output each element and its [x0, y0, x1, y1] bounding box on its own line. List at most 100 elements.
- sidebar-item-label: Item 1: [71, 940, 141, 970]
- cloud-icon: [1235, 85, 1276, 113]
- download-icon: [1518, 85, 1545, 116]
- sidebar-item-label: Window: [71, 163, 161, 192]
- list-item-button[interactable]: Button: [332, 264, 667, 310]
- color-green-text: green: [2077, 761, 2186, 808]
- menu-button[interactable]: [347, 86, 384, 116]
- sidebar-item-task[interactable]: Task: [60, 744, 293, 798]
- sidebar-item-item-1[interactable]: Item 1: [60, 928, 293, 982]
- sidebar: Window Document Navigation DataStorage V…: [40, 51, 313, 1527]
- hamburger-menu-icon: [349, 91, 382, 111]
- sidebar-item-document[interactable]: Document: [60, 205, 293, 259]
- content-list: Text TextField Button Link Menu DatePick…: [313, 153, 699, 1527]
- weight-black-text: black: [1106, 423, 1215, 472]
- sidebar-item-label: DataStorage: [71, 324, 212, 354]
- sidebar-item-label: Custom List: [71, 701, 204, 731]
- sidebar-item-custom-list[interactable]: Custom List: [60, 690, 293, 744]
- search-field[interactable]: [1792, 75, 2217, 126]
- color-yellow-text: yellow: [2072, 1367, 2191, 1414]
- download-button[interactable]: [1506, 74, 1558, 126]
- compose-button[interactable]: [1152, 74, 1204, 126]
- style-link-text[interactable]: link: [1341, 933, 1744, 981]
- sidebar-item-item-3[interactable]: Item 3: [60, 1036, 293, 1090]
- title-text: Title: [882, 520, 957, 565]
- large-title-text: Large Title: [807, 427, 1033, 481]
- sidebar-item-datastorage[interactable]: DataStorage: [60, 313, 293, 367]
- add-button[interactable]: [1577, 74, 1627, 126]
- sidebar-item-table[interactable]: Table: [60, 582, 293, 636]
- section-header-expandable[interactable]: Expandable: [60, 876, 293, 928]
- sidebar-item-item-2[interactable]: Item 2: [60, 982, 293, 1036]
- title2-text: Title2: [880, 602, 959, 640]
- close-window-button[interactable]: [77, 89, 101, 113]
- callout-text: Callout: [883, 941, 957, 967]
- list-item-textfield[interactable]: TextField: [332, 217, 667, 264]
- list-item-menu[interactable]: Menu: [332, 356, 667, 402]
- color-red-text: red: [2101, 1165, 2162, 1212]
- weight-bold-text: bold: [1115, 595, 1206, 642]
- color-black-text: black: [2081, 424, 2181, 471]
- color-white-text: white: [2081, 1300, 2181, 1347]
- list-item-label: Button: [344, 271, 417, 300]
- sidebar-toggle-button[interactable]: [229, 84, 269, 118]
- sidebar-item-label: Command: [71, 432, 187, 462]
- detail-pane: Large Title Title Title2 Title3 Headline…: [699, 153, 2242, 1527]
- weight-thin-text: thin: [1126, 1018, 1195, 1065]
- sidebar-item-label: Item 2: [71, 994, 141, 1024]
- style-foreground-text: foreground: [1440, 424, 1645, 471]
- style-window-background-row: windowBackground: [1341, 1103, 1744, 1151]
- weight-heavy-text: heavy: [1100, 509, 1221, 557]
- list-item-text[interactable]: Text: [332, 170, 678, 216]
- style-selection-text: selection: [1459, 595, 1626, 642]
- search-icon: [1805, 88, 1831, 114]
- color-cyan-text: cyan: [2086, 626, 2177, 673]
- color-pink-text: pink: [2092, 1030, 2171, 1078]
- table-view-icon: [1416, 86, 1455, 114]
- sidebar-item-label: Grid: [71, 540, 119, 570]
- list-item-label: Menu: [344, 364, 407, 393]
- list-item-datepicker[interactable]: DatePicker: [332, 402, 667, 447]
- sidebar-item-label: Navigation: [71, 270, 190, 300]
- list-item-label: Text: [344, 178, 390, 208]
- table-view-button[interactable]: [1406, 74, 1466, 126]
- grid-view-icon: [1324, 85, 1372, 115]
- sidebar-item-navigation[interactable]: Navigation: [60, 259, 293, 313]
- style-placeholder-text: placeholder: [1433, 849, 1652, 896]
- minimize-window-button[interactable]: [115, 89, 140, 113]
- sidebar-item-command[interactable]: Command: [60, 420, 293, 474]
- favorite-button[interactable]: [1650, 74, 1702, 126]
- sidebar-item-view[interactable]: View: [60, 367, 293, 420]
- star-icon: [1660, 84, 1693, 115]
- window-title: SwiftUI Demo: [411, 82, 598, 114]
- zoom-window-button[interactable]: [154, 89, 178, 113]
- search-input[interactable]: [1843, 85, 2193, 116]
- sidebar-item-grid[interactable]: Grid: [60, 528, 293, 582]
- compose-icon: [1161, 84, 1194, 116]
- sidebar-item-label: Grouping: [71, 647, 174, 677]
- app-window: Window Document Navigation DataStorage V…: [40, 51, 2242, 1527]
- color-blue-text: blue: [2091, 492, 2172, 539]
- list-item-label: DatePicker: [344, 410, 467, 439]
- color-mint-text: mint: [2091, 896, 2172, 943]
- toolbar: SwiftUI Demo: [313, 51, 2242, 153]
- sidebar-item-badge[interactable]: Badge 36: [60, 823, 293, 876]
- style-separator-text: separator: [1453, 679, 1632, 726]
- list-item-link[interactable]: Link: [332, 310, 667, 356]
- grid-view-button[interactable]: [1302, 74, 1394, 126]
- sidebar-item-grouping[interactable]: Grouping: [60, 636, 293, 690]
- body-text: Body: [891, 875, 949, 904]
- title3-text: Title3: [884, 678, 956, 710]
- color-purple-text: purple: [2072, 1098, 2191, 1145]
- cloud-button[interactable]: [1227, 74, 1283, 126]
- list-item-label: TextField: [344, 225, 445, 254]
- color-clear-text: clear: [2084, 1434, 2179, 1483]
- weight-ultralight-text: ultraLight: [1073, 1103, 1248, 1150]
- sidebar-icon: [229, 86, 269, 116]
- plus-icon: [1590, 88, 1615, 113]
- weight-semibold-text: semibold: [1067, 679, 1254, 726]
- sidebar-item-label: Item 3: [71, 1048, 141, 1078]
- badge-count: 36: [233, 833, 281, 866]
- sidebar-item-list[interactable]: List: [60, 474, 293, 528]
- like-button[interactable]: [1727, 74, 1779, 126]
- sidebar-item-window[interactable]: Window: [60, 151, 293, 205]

## Aim
Return each line of the records above verbatim, keeping their original order.

## Result for this exercise
output each element and its [x0, y0, x1, y1] bounding box on its own line. List at most 100 elements.
- sidebar-item-label: Item 1: [71, 940, 141, 970]
- cloud-icon: [1235, 85, 1276, 113]
- download-icon: [1518, 85, 1545, 116]
- sidebar-item-label: Window: [71, 163, 161, 192]
- list-item-button[interactable]: Button: [332, 264, 667, 310]
- color-green-text: green: [2077, 761, 2186, 808]
- menu-button[interactable]: [347, 86, 384, 116]
- sidebar-item-task[interactable]: Task: [60, 744, 293, 798]
- sidebar-item-item-1[interactable]: Item 1: [60, 928, 293, 982]
- sidebar: Window Document Navigation DataStorage V…: [40, 51, 313, 1527]
- hamburger-menu-icon: [349, 91, 382, 111]
- sidebar-item-document[interactable]: Document: [60, 205, 293, 259]
- content-list: Text TextField Button Link Menu DatePick…: [313, 153, 699, 1527]
- weight-black-text: black: [1106, 423, 1215, 472]
- sidebar-item-label: DataStorage: [71, 324, 212, 354]
- sidebar-item-label: Custom List: [71, 701, 204, 731]
- sidebar-item-custom-list[interactable]: Custom List: [60, 690, 293, 744]
- search-field[interactable]: [1792, 75, 2217, 126]
- color-yellow-text: yellow: [2072, 1367, 2191, 1414]
- download-button[interactable]: [1506, 74, 1558, 126]
- compose-button[interactable]: [1152, 74, 1204, 126]
- style-link-text[interactable]: link: [1341, 933, 1744, 981]
- sidebar-item-item-3[interactable]: Item 3: [60, 1036, 293, 1090]
- title-text: Title: [882, 520, 957, 565]
- large-title-text: Large Title: [807, 427, 1033, 481]
- sidebar-item-datastorage[interactable]: DataStorage: [60, 313, 293, 367]
- add-button[interactable]: [1577, 74, 1627, 126]
- sidebar-item-table[interactable]: Table: [60, 582, 293, 636]
- section-header-expandable[interactable]: Expandable: [60, 876, 293, 928]
- sidebar-item-item-2[interactable]: Item 2: [60, 982, 293, 1036]
- title2-text: Title2: [880, 602, 959, 640]
- close-window-button[interactable]: [77, 89, 101, 113]
- callout-text: Callout: [883, 941, 957, 967]
- list-item-textfield[interactable]: TextField: [332, 217, 667, 264]
- list-item-menu[interactable]: Menu: [332, 356, 667, 402]
- color-red-text: red: [2101, 1165, 2162, 1212]
- weight-bold-text: bold: [1115, 595, 1206, 642]
- color-black-text: black: [2081, 424, 2181, 471]
- color-white-text: white: [2081, 1300, 2181, 1347]
- list-item-label: Button: [344, 271, 417, 300]
- sidebar-toggle-button[interactable]: [229, 84, 269, 118]
- sidebar-item-label: Command: [71, 432, 187, 462]
- detail-pane: Large Title Title Title2 Title3 Headline…: [699, 153, 2242, 1527]
- weight-thin-text: thin: [1126, 1018, 1195, 1065]
- sidebar-item-label: Item 2: [71, 994, 141, 1024]
- style-foreground-text: foreground: [1440, 424, 1645, 471]
- style-window-background-row: windowBackground: [1341, 1103, 1744, 1151]
- weight-heavy-text: heavy: [1100, 509, 1221, 557]
- list-item-text[interactable]: Text: [332, 170, 678, 216]
- style-selection-text: selection: [1459, 595, 1626, 642]
- search-icon: [1805, 88, 1831, 114]
- color-cyan-text: cyan: [2086, 626, 2177, 673]
- color-pink-text: pink: [2092, 1030, 2171, 1078]
- table-view-icon: [1416, 86, 1455, 114]
- sidebar-item-label: Grid: [71, 540, 119, 570]
- list-item-label: Menu: [344, 364, 407, 393]
- list-item-datepicker[interactable]: DatePicker: [332, 402, 667, 447]
- sidebar-item-label: Navigation: [71, 270, 190, 300]
- list-item-label: Text: [344, 178, 390, 208]
- table-view-button[interactable]: [1406, 74, 1466, 126]
- grid-view-icon: [1324, 85, 1372, 115]
- sidebar-item-navigation[interactable]: Navigation: [60, 259, 293, 313]
- style-placeholder-text: placeholder: [1433, 849, 1652, 896]
- minimize-window-button[interactable]: [115, 89, 140, 113]
- sidebar-item-command[interactable]: Command: [60, 420, 293, 474]
- favorite-button[interactable]: [1650, 74, 1702, 126]
- sidebar-item-view[interactable]: View: [60, 367, 293, 420]
- star-icon: [1660, 84, 1693, 115]
- window-title: SwiftUI Demo: [411, 82, 598, 114]
- zoom-window-button[interactable]: [154, 89, 178, 113]
- search-input[interactable]: [1843, 85, 2193, 116]
- sidebar-item-grid[interactable]: Grid: [60, 528, 293, 582]
- compose-icon: [1161, 84, 1194, 116]
- sidebar-item-label: Grouping: [71, 647, 174, 677]
- app-window: Window Document Navigation DataStorage V…: [40, 51, 2242, 1527]
- color-blue-text: blue: [2091, 492, 2172, 539]
- list-item-label: DatePicker: [344, 410, 467, 439]
- color-mint-text: mint: [2091, 896, 2172, 943]
- toolbar: SwiftUI Demo: [313, 51, 2242, 153]
- sidebar-item-badge[interactable]: Badge 36: [60, 823, 293, 876]
- style-separator-text: separator: [1453, 679, 1632, 726]
- list-item-link[interactable]: Link: [332, 310, 667, 356]
- grid-view-button[interactable]: [1302, 74, 1394, 126]
- sidebar-item-grouping[interactable]: Grouping: [60, 636, 293, 690]
- body-text: Body: [891, 875, 949, 904]
- title3-text: Title3: [884, 678, 956, 710]
- color-purple-text: purple: [2072, 1098, 2191, 1145]
- cloud-button[interactable]: [1227, 74, 1283, 126]
- list-item-label: TextField: [344, 225, 445, 254]
- color-clear-text: clear: [2084, 1434, 2179, 1483]
- weight-ultralight-text: ultraLight: [1073, 1103, 1248, 1150]
- sidebar-icon: [229, 86, 269, 116]
- plus-icon: [1590, 88, 1615, 113]
- weight-semibold-text: semibold: [1067, 679, 1254, 726]
- sidebar-item-label: Item 3: [71, 1048, 141, 1078]
- badge-count: 36: [233, 833, 281, 866]
- sidebar-item-list[interactable]: List: [60, 474, 293, 528]
- like-button[interactable]: [1727, 74, 1779, 126]
- sidebar-item-window[interactable]: Window: [60, 151, 293, 205]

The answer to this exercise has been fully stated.